▶ **Required task**: Repeat the records below exactly, leaving out every picture.

▶ **Supplied entries**:
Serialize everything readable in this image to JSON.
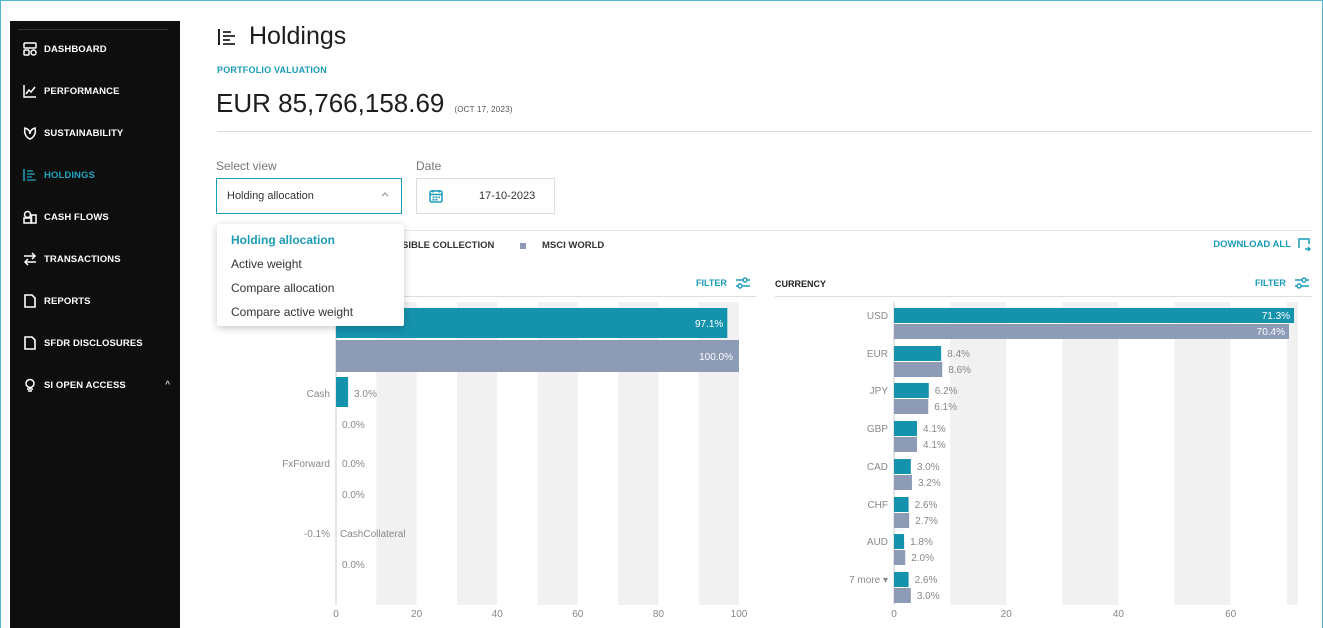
{
  "sidebar": {
    "items": [
      {
        "label": "DASHBOARD",
        "icon": "dashboard-icon"
      },
      {
        "label": "PERFORMANCE",
        "icon": "performance-chart-icon"
      },
      {
        "label": "SUSTAINABILITY",
        "icon": "leaf-icon"
      },
      {
        "label": "HOLDINGS",
        "icon": "holdings-list-icon",
        "active": true
      },
      {
        "label": "CASH FLOWS",
        "icon": "cash-flows-icon"
      },
      {
        "label": "TRANSACTIONS",
        "icon": "transactions-arrows-icon"
      },
      {
        "label": "REPORTS",
        "icon": "document-icon"
      },
      {
        "label": "SFDR DISCLOSURES",
        "icon": "document-icon"
      },
      {
        "label": "SI OPEN ACCESS",
        "icon": "lightbulb-icon",
        "caret": "^"
      }
    ]
  },
  "header": {
    "title": "Holdings",
    "subtitle": "PORTFOLIO VALUATION",
    "amount": "EUR 85,766,158.69",
    "as_of": "(OCT 17, 2023)"
  },
  "controls": {
    "view_label": "Select view",
    "view_value": "Holding allocation",
    "date_label": "Date",
    "date_value": "17-10-2023"
  },
  "dropdown": {
    "options": [
      "Holding allocation",
      "Active weight",
      "Compare allocation",
      "Compare active weight"
    ],
    "selected": 0
  },
  "legend": {
    "series1": "SIBLE COLLECTION",
    "series2": "MSCI WORLD",
    "download": "DOWNLOAD ALL"
  },
  "panels": {
    "left_filter": "FILTER",
    "right_title": "CURRENCY",
    "right_filter": "FILTER"
  },
  "colors": {
    "accent": "#1a9bb8",
    "series1": "#1593ad",
    "series2": "#8d9bb7",
    "sidebar_bg": "#0e0e0e"
  },
  "chart_data": [
    {
      "type": "bar",
      "orientation": "horizontal",
      "categories": [
        "",
        "Cash",
        "FxForward",
        "CashCollateral"
      ],
      "series": [
        {
          "values": [
            97.1,
            3.0,
            0.0,
            -0.1
          ],
          "labels": [
            "97.1%",
            "3.0%",
            "0.0%",
            "-0.1%"
          ]
        },
        {
          "values": [
            100.0,
            0.0,
            0.0,
            0.0
          ],
          "labels": [
            "100.0%",
            "0.0%",
            "0.0%",
            "0.0%"
          ]
        }
      ],
      "xlim": [
        0,
        100
      ],
      "xticks": [
        "0",
        "20",
        "40",
        "60",
        "80",
        "100"
      ]
    },
    {
      "type": "bar",
      "orientation": "horizontal",
      "title": "CURRENCY",
      "categories": [
        "USD",
        "EUR",
        "JPY",
        "GBP",
        "CAD",
        "CHF",
        "AUD",
        "7 more ▾"
      ],
      "series": [
        {
          "values": [
            71.3,
            8.4,
            6.2,
            4.1,
            3.0,
            2.6,
            1.8,
            2.6
          ],
          "labels": [
            "71.3%",
            "8.4%",
            "6.2%",
            "4.1%",
            "3.0%",
            "2.6%",
            "1.8%",
            "2.6%"
          ]
        },
        {
          "values": [
            70.4,
            8.6,
            6.1,
            4.1,
            3.2,
            2.7,
            2.0,
            3.0
          ],
          "labels": [
            "70.4%",
            "8.6%",
            "6.1%",
            "4.1%",
            "3.2%",
            "2.7%",
            "2.0%",
            "3.0%"
          ]
        }
      ],
      "xlim": [
        0,
        72
      ],
      "xticks": [
        "0",
        "20",
        "40",
        "60"
      ]
    }
  ]
}
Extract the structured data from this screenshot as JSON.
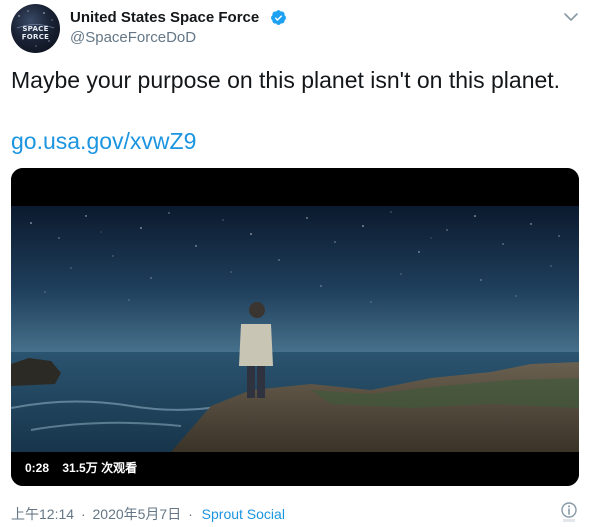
{
  "user": {
    "display_name": "United States Space Force",
    "handle": "@SpaceForceDoD",
    "avatar_text": "SPACE FORCE",
    "verified_color": "#1da1f2"
  },
  "tweet": {
    "text": "Maybe your purpose on this planet isn't on this planet.",
    "link": "go.usa.gov/xvwZ9"
  },
  "video": {
    "duration": "0:28",
    "views": "31.5万 次观看"
  },
  "footer": {
    "time": "上午12:14",
    "separator": "·",
    "date": "2020年5月7日",
    "source": "Sprout Social"
  },
  "icons": {
    "menu": "chevron-down-icon",
    "verified": "verified-badge-icon",
    "info": "info-icon"
  },
  "colors": {
    "link": "#1b95e0",
    "secondary_text": "#657786",
    "primary_text": "#14171a"
  }
}
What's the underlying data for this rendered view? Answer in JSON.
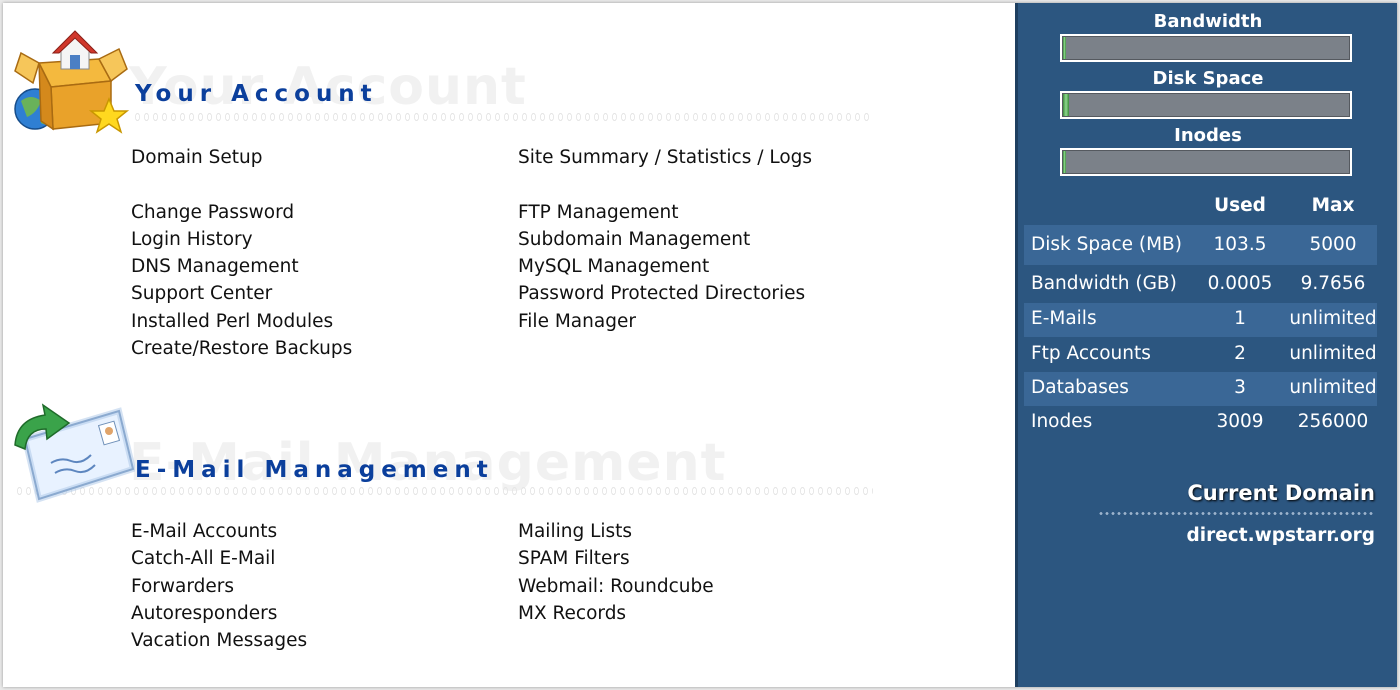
{
  "account": {
    "title": "Your Account",
    "links_left": [
      "Domain Setup",
      "",
      "Change Password",
      "Login History",
      "DNS Management",
      "Support Center",
      "Installed Perl Modules",
      "Create/Restore Backups"
    ],
    "links_right": [
      "Site Summary / Statistics / Logs",
      "",
      "FTP Management",
      "Subdomain Management",
      "MySQL Management",
      "Password Protected Directories",
      "File Manager"
    ]
  },
  "email": {
    "title": "E-Mail Management",
    "links_left": [
      "E-Mail Accounts",
      "Catch-All E-Mail",
      "Forwarders",
      "Autoresponders",
      "Vacation Messages"
    ],
    "links_right": [
      "Mailing Lists",
      "SPAM Filters",
      "Webmail: Roundcube",
      "MX Records"
    ]
  },
  "sidebar": {
    "meters": [
      {
        "label": "Bandwidth",
        "fill_fraction": 0.0001
      },
      {
        "label": "Disk Space",
        "fill_fraction": 0.021
      },
      {
        "label": "Inodes",
        "fill_fraction": 0.012
      }
    ],
    "stats": {
      "headers": [
        "",
        "Used",
        "Max"
      ],
      "rows": [
        {
          "name": "Disk Space (MB)",
          "used": "103.5",
          "max": "5000"
        },
        {
          "name": "Bandwidth (GB)",
          "used": "0.0005",
          "max": "9.7656"
        },
        {
          "name": "E-Mails",
          "used": "1",
          "max": "unlimited"
        },
        {
          "name": "Ftp Accounts",
          "used": "2",
          "max": "unlimited"
        },
        {
          "name": "Databases",
          "used": "3",
          "max": "unlimited"
        },
        {
          "name": "Inodes",
          "used": "3009",
          "max": "256000"
        }
      ]
    },
    "current_domain_label": "Current Domain",
    "current_domain": "direct.wpstarr.org"
  },
  "colors": {
    "sidebar_bg": "#2c5680",
    "sidebar_row_shade": "#3a6796",
    "header_blue": "#0b3f9c"
  },
  "icons": {
    "account": "house-box-globe-star-icon",
    "email": "envelope-arrow-icon"
  }
}
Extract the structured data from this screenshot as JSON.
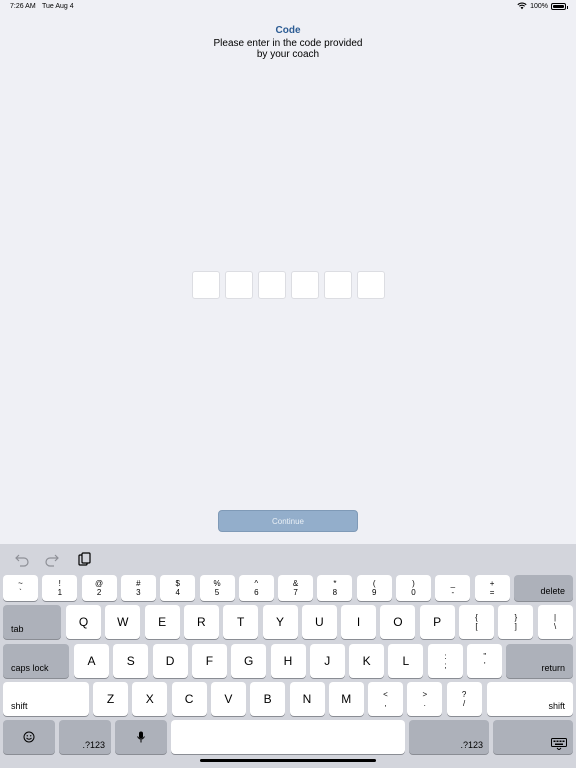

▶ **Task response**:
Serialize everything readable in this image to JSON.
{
  "sidebar": {
    "items": [
      {
        "label": "DASHBOARD",
        "icon": "dashboard-icon"
      },
      {
        "label": "PERFORMANCE",
        "icon": "performance-chart-icon"
      },
      {
        "label": "SUSTAINABILITY",
        "icon": "leaf-icon"
      },
      {
        "label": "HOLDINGS",
        "icon": "holdings-list-icon",
        "active": true
      },
      {
        "label": "CASH FLOWS",
        "icon": "cash-flows-icon"
      },
      {
        "label": "TRANSACTIONS",
        "icon": "transactions-arrows-icon"
      },
      {
        "label": "REPORTS",
        "icon": "document-icon"
      },
      {
        "label": "SFDR DISCLOSURES",
        "icon": "document-icon"
      },
      {
        "label": "SI OPEN ACCESS",
        "icon": "lightbulb-icon",
        "caret": "^"
      }
    ]
  },
  "header": {
    "title": "Holdings",
    "subtitle": "PORTFOLIO VALUATION",
    "amount": "EUR 85,766,158.69",
    "as_of": "(OCT 17, 2023)"
  },
  "controls": {
    "view_label": "Select view",
    "view_value": "Holding allocation",
    "date_label": "Date",
    "date_value": "17-10-2023"
  },
  "dropdown": {
    "options": [
      "Holding allocation",
      "Active weight",
      "Compare allocation",
      "Compare active weight"
    ],
    "selected": 0
  },
  "legend": {
    "series1": "SIBLE COLLECTION",
    "series2": "MSCI WORLD",
    "download": "DOWNLOAD ALL"
  },
  "panels": {
    "left_filter": "FILTER",
    "right_title": "CURRENCY",
    "right_filter": "FILTER"
  },
  "colors": {
    "accent": "#1a9bb8",
    "series1": "#1593ad",
    "series2": "#8d9bb7",
    "sidebar_bg": "#0e0e0e"
  },
  "chart_data": [
    {
      "type": "bar",
      "orientation": "horizontal",
      "categories": [
        "",
        "Cash",
        "FxForward",
        "CashCollateral"
      ],
      "series": [
        {
          "values": [
            97.1,
            3.0,
            0.0,
            -0.1
          ],
          "labels": [
            "97.1%",
            "3.0%",
            "0.0%",
            "-0.1%"
          ]
        },
        {
          "values": [
            100.0,
            0.0,
            0.0,
            0.0
          ],
          "labels": [
            "100.0%",
            "0.0%",
            "0.0%",
            "0.0%"
          ]
        }
      ],
      "xlim": [
        0,
        100
      ],
      "xticks": [
        "0",
        "20",
        "40",
        "60",
        "80",
        "100"
      ]
    },
    {
      "type": "bar",
      "orientation": "horizontal",
      "title": "CURRENCY",
      "categories": [
        "USD",
        "EUR",
        "JPY",
        "GBP",
        "CAD",
        "CHF",
        "AUD",
        "7 more ▾"
      ],
      "series": [
        {
          "values": [
            71.3,
            8.4,
            6.2,
            4.1,
            3.0,
            2.6,
            1.8,
            2.6
          ],
          "labels": [
            "71.3%",
            "8.4%",
            "6.2%",
            "4.1%",
            "3.0%",
            "2.6%",
            "1.8%",
            "2.6%"
          ]
        },
        {
          "values": [
            70.4,
            8.6,
            6.1,
            4.1,
            3.2,
            2.7,
            2.0,
            3.0
          ],
          "labels": [
            "70.4%",
            "8.6%",
            "6.1%",
            "4.1%",
            "3.2%",
            "2.7%",
            "2.0%",
            "3.0%"
          ]
        }
      ],
      "xlim": [
        0,
        72
      ],
      "xticks": [
        "0",
        "20",
        "40",
        "60"
      ]
    }
  ]
}
Extract the structured data from this screenshot as JSON.
{
  "user": {
    "display_name": "United States Space Force",
    "handle": "@SpaceForceDoD",
    "avatar_text": "SPACE FORCE",
    "verified_color": "#1da1f2"
  },
  "tweet": {
    "text": "Maybe your purpose on this planet isn't on this planet.",
    "link": "go.usa.gov/xvwZ9"
  },
  "video": {
    "duration": "0:28",
    "views": "31.5万 次观看"
  },
  "footer": {
    "time": "上午12:14",
    "separator": "·",
    "date": "2020年5月7日",
    "source": "Sprout Social"
  },
  "icons": {
    "menu": "chevron-down-icon",
    "verified": "verified-badge-icon",
    "info": "info-icon"
  },
  "colors": {
    "link": "#1b95e0",
    "secondary_text": "#657786",
    "primary_text": "#14171a"
  }
}
What's the underlying data for this rendered view? Answer in JSON.
{
  "account": {
    "title": "Your Account",
    "links_left": [
      "Domain Setup",
      "",
      "Change Password",
      "Login History",
      "DNS Management",
      "Support Center",
      "Installed Perl Modules",
      "Create/Restore Backups"
    ],
    "links_right": [
      "Site Summary / Statistics / Logs",
      "",
      "FTP Management",
      "Subdomain Management",
      "MySQL Management",
      "Password Protected Directories",
      "File Manager"
    ]
  },
  "email": {
    "title": "E-Mail Management",
    "links_left": [
      "E-Mail Accounts",
      "Catch-All E-Mail",
      "Forwarders",
      "Autoresponders",
      "Vacation Messages"
    ],
    "links_right": [
      "Mailing Lists",
      "SPAM Filters",
      "Webmail: Roundcube",
      "MX Records"
    ]
  },
  "sidebar": {
    "meters": [
      {
        "label": "Bandwidth",
        "fill_fraction": 0.0001
      },
      {
        "label": "Disk Space",
        "fill_fraction": 0.021
      },
      {
        "label": "Inodes",
        "fill_fraction": 0.012
      }
    ],
    "stats": {
      "headers": [
        "",
        "Used",
        "Max"
      ],
      "rows": [
        {
          "name": "Disk Space (MB)",
          "used": "103.5",
          "max": "5000"
        },
        {
          "name": "Bandwidth (GB)",
          "used": "0.0005",
          "max": "9.7656"
        },
        {
          "name": "E-Mails",
          "used": "1",
          "max": "unlimited"
        },
        {
          "name": "Ftp Accounts",
          "used": "2",
          "max": "unlimited"
        },
        {
          "name": "Databases",
          "used": "3",
          "max": "unlimited"
        },
        {
          "name": "Inodes",
          "used": "3009",
          "max": "256000"
        }
      ]
    },
    "current_domain_label": "Current Domain",
    "current_domain": "direct.wpstarr.org"
  },
  "colors": {
    "sidebar_bg": "#2c5680",
    "sidebar_row_shade": "#3a6796",
    "header_blue": "#0b3f9c"
  },
  "icons": {
    "account": "house-box-globe-star-icon",
    "email": "envelope-arrow-icon"
  }
}
Extract the structured data from this screenshot as JSON.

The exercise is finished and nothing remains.